**Exercise instructions:**
Search the data below for the string "TECNOLOGÍAS". Extract every line that contains it.

**Listed records:**
========

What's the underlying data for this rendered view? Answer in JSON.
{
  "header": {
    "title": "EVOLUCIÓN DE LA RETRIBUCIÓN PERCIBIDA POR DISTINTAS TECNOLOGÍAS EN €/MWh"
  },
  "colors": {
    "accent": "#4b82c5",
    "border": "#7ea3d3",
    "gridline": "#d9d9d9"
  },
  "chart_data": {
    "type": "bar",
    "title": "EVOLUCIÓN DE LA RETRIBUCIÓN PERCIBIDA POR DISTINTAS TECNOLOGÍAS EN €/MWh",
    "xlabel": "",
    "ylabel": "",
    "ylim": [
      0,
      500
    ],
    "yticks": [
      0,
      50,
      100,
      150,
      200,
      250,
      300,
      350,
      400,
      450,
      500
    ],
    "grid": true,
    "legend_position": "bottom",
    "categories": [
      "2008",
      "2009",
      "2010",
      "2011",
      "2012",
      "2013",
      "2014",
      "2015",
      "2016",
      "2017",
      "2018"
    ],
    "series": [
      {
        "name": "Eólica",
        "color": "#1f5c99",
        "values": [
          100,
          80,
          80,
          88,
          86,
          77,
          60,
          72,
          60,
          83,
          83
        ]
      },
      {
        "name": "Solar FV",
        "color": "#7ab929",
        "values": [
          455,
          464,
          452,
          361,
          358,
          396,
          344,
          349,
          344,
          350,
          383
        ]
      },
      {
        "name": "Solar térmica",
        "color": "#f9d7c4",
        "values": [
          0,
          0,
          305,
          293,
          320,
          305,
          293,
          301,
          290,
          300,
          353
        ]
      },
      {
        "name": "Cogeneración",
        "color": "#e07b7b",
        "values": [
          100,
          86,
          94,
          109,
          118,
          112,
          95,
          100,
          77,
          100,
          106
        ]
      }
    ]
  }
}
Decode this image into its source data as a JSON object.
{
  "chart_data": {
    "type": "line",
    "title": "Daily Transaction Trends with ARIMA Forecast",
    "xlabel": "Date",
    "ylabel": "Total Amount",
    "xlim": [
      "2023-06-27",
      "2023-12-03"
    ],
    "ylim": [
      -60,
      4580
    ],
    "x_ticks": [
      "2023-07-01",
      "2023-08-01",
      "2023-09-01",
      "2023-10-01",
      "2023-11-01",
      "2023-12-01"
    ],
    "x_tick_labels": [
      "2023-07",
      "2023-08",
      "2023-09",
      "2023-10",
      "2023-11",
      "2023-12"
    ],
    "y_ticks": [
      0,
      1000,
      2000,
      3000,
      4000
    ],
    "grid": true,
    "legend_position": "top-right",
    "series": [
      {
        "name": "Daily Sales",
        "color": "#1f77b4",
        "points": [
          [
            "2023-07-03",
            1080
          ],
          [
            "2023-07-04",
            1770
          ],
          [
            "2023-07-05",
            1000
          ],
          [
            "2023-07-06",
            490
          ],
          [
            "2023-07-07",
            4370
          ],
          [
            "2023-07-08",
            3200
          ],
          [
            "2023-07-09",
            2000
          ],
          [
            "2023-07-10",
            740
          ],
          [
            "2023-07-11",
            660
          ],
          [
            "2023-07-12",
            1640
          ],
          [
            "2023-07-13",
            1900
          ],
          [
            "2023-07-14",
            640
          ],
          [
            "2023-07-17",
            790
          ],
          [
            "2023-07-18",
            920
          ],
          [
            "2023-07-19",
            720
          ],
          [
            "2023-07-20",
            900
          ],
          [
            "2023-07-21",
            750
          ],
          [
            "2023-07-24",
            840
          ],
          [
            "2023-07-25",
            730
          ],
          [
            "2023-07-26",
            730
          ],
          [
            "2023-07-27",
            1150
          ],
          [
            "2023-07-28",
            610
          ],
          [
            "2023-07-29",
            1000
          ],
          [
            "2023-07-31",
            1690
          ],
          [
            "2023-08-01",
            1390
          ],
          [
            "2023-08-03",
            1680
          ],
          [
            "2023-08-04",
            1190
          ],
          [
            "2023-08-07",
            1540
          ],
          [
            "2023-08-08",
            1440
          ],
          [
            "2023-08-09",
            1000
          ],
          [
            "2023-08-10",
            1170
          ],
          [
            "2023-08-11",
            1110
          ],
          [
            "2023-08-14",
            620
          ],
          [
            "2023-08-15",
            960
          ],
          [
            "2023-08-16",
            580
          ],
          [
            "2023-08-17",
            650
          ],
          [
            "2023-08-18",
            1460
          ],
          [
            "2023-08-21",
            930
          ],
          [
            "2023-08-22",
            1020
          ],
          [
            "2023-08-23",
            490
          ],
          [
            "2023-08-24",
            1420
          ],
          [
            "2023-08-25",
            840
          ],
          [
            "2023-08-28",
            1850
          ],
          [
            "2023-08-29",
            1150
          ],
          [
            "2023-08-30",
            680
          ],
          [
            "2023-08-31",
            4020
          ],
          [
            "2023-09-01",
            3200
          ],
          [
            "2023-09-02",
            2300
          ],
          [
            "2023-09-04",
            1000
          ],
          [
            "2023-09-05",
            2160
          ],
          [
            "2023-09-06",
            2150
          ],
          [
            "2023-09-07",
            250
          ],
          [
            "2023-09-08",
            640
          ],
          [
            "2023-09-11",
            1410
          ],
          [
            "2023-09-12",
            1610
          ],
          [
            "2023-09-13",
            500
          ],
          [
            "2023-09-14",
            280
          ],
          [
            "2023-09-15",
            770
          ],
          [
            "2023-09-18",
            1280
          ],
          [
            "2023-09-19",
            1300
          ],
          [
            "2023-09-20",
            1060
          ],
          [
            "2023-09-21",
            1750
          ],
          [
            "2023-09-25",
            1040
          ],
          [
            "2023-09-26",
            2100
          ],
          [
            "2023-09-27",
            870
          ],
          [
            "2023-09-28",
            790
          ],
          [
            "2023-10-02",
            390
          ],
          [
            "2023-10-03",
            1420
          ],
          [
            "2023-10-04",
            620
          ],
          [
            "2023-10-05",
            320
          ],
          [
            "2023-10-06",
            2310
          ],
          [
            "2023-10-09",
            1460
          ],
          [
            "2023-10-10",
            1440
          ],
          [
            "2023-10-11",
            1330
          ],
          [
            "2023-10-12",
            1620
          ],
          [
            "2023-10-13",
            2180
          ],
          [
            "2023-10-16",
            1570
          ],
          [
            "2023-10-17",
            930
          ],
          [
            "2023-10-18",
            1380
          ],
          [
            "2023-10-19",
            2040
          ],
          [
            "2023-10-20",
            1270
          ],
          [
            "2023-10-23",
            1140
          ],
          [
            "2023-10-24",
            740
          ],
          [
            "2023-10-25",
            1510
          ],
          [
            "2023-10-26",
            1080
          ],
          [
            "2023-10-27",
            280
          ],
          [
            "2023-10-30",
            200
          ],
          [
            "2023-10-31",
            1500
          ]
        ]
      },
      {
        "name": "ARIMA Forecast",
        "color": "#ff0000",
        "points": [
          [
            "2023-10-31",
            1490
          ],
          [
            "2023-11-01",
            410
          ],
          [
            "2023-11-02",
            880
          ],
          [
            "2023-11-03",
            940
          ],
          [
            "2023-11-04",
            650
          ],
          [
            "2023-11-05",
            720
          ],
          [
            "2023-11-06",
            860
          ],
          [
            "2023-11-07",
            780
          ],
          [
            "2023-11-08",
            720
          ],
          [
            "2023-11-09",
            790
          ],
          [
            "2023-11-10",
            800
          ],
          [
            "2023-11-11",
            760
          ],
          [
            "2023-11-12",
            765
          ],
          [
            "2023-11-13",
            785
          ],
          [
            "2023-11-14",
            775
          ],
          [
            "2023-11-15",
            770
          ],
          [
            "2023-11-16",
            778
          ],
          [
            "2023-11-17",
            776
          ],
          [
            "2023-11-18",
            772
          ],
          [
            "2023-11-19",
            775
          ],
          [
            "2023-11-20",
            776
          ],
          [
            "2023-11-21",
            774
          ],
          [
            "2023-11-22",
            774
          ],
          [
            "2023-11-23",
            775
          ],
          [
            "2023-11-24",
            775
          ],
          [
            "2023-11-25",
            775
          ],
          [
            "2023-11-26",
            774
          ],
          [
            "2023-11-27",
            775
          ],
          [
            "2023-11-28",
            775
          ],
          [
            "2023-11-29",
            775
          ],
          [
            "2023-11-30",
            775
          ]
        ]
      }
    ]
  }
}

========

**Solution:**
    "title": "EVOLUCIÓN DE LA RETRIBUCIÓN PERCIBIDA POR DISTINTAS TECNOLOGÍAS EN €/MWh"
    "title": "EVOLUCIÓN DE LA RETRIBUCIÓN PERCIBIDA POR DISTINTAS TECNOLOGÍAS EN €/MWh",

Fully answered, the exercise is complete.